**Your goal**
Pictures appear in the records below; write out everything else exactly.

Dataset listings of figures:
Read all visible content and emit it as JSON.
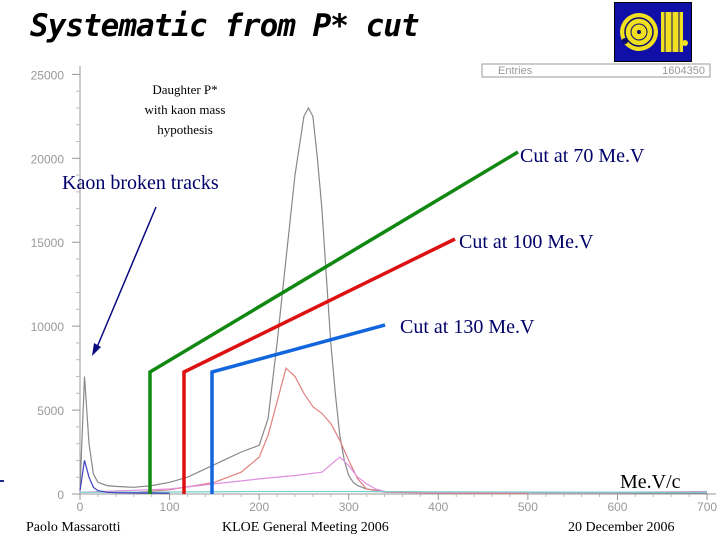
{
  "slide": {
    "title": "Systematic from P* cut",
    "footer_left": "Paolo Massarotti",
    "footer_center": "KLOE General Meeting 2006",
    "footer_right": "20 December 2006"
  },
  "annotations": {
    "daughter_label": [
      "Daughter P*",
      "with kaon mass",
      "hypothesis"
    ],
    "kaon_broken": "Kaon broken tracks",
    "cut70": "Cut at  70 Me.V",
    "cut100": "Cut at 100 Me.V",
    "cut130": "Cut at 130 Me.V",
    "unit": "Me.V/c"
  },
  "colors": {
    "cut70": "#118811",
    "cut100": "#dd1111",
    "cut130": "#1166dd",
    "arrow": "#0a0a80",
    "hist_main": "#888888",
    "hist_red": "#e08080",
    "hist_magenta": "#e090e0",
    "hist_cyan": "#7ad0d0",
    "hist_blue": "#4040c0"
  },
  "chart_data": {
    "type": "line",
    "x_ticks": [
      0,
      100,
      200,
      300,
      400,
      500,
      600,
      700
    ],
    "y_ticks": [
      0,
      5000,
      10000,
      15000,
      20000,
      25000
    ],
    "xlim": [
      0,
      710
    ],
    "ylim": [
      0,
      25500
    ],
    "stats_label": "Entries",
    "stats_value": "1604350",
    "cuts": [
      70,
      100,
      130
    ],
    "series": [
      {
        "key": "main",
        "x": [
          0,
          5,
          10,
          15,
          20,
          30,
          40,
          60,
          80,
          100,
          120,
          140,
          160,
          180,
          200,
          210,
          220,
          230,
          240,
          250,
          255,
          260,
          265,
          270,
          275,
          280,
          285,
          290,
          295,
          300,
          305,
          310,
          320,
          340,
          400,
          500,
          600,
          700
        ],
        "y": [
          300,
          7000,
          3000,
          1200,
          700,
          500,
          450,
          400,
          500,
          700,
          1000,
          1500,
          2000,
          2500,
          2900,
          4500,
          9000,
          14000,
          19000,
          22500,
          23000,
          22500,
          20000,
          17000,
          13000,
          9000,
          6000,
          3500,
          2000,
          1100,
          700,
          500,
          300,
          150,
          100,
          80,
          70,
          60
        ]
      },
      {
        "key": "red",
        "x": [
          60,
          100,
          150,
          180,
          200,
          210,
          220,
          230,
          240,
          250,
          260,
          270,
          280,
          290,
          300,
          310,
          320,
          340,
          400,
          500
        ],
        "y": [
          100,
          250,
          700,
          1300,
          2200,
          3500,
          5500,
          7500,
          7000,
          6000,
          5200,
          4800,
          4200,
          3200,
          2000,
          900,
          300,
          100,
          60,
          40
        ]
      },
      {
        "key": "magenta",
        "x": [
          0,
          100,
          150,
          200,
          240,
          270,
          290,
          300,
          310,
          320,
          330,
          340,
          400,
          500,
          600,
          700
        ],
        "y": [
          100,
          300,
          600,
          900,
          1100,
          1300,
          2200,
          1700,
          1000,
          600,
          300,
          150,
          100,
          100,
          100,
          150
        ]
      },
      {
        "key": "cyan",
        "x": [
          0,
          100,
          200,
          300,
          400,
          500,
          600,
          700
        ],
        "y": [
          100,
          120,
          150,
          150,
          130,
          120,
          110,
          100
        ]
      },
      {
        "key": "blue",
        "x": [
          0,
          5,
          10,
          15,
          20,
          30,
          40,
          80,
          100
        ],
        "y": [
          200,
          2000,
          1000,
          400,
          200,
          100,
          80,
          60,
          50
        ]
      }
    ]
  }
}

**Reply to the task**
Read all visible content and emit it as JSON.
{
  "slide": {
    "title": "Systematic from P* cut",
    "footer_left": "Paolo Massarotti",
    "footer_center": "KLOE General Meeting 2006",
    "footer_right": "20 December 2006"
  },
  "annotations": {
    "daughter_label": [
      "Daughter P*",
      "with kaon mass",
      "hypothesis"
    ],
    "kaon_broken": "Kaon broken tracks",
    "cut70": "Cut at  70 Me.V",
    "cut100": "Cut at 100 Me.V",
    "cut130": "Cut at 130 Me.V",
    "unit": "Me.V/c"
  },
  "colors": {
    "cut70": "#118811",
    "cut100": "#dd1111",
    "cut130": "#1166dd",
    "arrow": "#0a0a80",
    "hist_main": "#888888",
    "hist_red": "#e08080",
    "hist_magenta": "#e090e0",
    "hist_cyan": "#7ad0d0",
    "hist_blue": "#4040c0"
  },
  "chart_data": {
    "type": "line",
    "x_ticks": [
      0,
      100,
      200,
      300,
      400,
      500,
      600,
      700
    ],
    "y_ticks": [
      0,
      5000,
      10000,
      15000,
      20000,
      25000
    ],
    "xlim": [
      0,
      710
    ],
    "ylim": [
      0,
      25500
    ],
    "stats_label": "Entries",
    "stats_value": "1604350",
    "cuts": [
      70,
      100,
      130
    ],
    "series": [
      {
        "key": "main",
        "x": [
          0,
          5,
          10,
          15,
          20,
          30,
          40,
          60,
          80,
          100,
          120,
          140,
          160,
          180,
          200,
          210,
          220,
          230,
          240,
          250,
          255,
          260,
          265,
          270,
          275,
          280,
          285,
          290,
          295,
          300,
          305,
          310,
          320,
          340,
          400,
          500,
          600,
          700
        ],
        "y": [
          300,
          7000,
          3000,
          1200,
          700,
          500,
          450,
          400,
          500,
          700,
          1000,
          1500,
          2000,
          2500,
          2900,
          4500,
          9000,
          14000,
          19000,
          22500,
          23000,
          22500,
          20000,
          17000,
          13000,
          9000,
          6000,
          3500,
          2000,
          1100,
          700,
          500,
          300,
          150,
          100,
          80,
          70,
          60
        ]
      },
      {
        "key": "red",
        "x": [
          60,
          100,
          150,
          180,
          200,
          210,
          220,
          230,
          240,
          250,
          260,
          270,
          280,
          290,
          300,
          310,
          320,
          340,
          400,
          500
        ],
        "y": [
          100,
          250,
          700,
          1300,
          2200,
          3500,
          5500,
          7500,
          7000,
          6000,
          5200,
          4800,
          4200,
          3200,
          2000,
          900,
          300,
          100,
          60,
          40
        ]
      },
      {
        "key": "magenta",
        "x": [
          0,
          100,
          150,
          200,
          240,
          270,
          290,
          300,
          310,
          320,
          330,
          340,
          400,
          500,
          600,
          700
        ],
        "y": [
          100,
          300,
          600,
          900,
          1100,
          1300,
          2200,
          1700,
          1000,
          600,
          300,
          150,
          100,
          100,
          100,
          150
        ]
      },
      {
        "key": "cyan",
        "x": [
          0,
          100,
          200,
          300,
          400,
          500,
          600,
          700
        ],
        "y": [
          100,
          120,
          150,
          150,
          130,
          120,
          110,
          100
        ]
      },
      {
        "key": "blue",
        "x": [
          0,
          5,
          10,
          15,
          20,
          30,
          40,
          80,
          100
        ],
        "y": [
          200,
          2000,
          1000,
          400,
          200,
          100,
          80,
          60,
          50
        ]
      }
    ]
  }
}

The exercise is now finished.